EXCERPTED TEXT:
## Begin
What You Can Do If You Are Rebuilding After a Fire
Start with insurance, not permits. Before you hire an architect, get a written statement from your insurer on your coverage limit, your deductible, and whether your policy covers code-upgrade costs. Many rebuilds must comply with current building codes that did not exist when the original home was built. If your policy does not cover the code-upgrade delta, you are absorbing it.
Use the AI pre-check tool if it is available in your area. Archistar eCheck is free for LA fire survivors and genuinely useful. Upload your plans before submitting to the city. If it flags setback violations or lot coverage issues, fix them before you enter the formal queue. You save yourself one to three months of back-and-forth.
Get three contractor bids, and be skeptical of the lowest one. Post-disaster construction markets attract fly-by-night operators. Verify contractor licenses through the California Contractors State License Board. Ask for references from recent fire-rebuild projects, not just general construction.
## End
DATASET EXCERPTS:
## Begin
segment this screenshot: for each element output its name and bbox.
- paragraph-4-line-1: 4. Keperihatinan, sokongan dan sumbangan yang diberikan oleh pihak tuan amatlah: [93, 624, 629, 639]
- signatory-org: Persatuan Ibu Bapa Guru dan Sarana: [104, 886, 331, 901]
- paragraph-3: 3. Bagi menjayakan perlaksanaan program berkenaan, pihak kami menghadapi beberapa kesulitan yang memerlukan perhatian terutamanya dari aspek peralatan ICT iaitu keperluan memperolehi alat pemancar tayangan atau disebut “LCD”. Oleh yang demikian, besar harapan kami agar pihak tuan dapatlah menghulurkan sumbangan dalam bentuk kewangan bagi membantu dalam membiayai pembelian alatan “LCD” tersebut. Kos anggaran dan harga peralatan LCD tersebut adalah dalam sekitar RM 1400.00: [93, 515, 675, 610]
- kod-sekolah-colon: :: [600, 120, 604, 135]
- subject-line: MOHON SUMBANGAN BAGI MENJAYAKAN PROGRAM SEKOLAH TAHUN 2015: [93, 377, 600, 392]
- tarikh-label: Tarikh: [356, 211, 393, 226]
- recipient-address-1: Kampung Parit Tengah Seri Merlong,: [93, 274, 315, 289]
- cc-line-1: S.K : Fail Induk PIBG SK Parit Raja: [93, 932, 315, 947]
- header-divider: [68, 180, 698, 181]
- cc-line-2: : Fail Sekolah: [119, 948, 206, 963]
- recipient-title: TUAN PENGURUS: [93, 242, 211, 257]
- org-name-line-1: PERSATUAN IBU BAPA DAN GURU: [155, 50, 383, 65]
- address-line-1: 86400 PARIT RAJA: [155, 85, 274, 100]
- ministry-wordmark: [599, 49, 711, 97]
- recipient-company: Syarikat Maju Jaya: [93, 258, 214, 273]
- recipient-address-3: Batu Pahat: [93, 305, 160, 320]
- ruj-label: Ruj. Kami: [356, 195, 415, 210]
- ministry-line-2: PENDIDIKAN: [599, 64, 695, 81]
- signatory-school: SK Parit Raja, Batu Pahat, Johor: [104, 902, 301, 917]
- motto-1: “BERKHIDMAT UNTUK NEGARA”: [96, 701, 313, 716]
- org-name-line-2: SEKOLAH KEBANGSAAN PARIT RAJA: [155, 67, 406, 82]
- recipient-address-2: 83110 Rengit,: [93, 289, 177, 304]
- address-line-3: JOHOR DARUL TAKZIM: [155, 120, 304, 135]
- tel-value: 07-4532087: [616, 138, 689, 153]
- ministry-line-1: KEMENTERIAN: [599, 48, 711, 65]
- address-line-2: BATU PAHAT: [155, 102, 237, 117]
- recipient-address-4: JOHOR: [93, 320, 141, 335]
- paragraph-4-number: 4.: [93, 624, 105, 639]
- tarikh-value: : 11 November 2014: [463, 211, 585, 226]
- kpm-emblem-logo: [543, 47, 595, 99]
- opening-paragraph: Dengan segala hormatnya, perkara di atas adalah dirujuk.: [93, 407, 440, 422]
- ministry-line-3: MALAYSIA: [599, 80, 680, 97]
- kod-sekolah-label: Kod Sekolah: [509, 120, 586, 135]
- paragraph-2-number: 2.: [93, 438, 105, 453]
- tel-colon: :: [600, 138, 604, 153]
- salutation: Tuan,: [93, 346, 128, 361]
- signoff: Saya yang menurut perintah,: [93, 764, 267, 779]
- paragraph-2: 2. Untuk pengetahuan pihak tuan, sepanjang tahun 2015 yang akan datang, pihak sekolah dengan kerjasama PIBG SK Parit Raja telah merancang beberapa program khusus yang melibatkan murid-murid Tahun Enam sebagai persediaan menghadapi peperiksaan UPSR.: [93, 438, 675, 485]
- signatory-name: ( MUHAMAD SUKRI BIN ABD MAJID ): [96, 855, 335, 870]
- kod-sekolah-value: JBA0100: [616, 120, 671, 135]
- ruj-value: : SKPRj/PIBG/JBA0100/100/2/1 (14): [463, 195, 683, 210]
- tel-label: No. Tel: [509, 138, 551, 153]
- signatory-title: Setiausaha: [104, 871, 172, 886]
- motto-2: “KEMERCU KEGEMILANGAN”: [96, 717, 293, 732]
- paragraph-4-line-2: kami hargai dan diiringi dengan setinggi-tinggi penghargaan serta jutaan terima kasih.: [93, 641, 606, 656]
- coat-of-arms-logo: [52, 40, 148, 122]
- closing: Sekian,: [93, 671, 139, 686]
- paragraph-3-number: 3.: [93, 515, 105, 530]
## End
WHAT IS REQUIRED: In the fire-rebuilding advice, how much time does fixing flagged issues before entering the formal queue save?

RESPONSE TO THE TASK: One to three months of back-and-forth.